**What this task involves**
Find the lines with the string "total" and return them.
# # #
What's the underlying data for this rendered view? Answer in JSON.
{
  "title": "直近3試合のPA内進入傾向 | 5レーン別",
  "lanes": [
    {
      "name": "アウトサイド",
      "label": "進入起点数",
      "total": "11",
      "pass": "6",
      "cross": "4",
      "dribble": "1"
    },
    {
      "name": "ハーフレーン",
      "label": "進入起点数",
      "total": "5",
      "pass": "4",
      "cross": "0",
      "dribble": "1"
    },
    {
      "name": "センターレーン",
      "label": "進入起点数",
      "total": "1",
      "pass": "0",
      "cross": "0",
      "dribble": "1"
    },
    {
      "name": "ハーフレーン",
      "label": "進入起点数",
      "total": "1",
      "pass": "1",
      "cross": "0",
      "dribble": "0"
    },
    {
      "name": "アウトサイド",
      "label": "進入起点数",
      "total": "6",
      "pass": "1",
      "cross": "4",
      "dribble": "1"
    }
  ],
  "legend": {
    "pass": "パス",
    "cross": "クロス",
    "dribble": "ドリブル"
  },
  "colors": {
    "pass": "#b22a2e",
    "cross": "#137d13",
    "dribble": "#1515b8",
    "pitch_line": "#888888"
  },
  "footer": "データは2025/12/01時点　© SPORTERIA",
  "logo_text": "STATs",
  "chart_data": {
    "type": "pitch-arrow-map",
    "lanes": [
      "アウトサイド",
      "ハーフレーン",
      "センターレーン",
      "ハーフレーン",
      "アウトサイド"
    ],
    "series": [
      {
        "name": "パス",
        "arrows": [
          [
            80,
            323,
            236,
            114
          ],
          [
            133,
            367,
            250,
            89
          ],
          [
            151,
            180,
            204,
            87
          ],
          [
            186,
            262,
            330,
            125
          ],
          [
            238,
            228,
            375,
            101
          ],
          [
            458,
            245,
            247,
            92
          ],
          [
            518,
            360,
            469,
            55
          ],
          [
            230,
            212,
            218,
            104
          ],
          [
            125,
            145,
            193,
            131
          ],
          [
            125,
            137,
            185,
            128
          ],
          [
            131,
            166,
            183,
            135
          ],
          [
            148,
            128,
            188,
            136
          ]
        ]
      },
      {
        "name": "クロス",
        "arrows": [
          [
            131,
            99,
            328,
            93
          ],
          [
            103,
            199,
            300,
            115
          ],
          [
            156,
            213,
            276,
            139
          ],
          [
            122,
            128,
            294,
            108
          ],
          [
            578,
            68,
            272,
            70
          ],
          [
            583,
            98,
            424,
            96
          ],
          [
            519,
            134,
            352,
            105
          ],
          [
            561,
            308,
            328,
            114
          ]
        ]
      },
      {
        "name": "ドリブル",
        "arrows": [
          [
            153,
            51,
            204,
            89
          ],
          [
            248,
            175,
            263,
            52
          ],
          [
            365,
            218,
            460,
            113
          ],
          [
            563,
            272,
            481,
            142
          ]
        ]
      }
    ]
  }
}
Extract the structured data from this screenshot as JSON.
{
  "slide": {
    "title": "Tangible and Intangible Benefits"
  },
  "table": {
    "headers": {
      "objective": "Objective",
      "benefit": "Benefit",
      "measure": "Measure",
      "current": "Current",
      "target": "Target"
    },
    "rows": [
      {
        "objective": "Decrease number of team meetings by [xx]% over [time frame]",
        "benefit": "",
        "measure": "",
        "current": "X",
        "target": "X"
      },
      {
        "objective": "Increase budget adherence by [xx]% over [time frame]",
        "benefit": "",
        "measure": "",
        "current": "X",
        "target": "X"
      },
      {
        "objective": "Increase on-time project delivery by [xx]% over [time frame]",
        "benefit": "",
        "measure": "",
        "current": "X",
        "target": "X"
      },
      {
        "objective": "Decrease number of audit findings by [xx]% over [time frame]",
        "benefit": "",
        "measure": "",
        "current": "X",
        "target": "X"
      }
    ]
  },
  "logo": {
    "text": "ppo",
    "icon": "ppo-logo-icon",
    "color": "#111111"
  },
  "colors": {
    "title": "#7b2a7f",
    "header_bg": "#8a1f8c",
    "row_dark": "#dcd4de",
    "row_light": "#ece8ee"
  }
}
# # #
**Solution to the problem**
      "total": "11",
      "total": "5",
      "total": "1",
      "total": "1",
      "total": "6",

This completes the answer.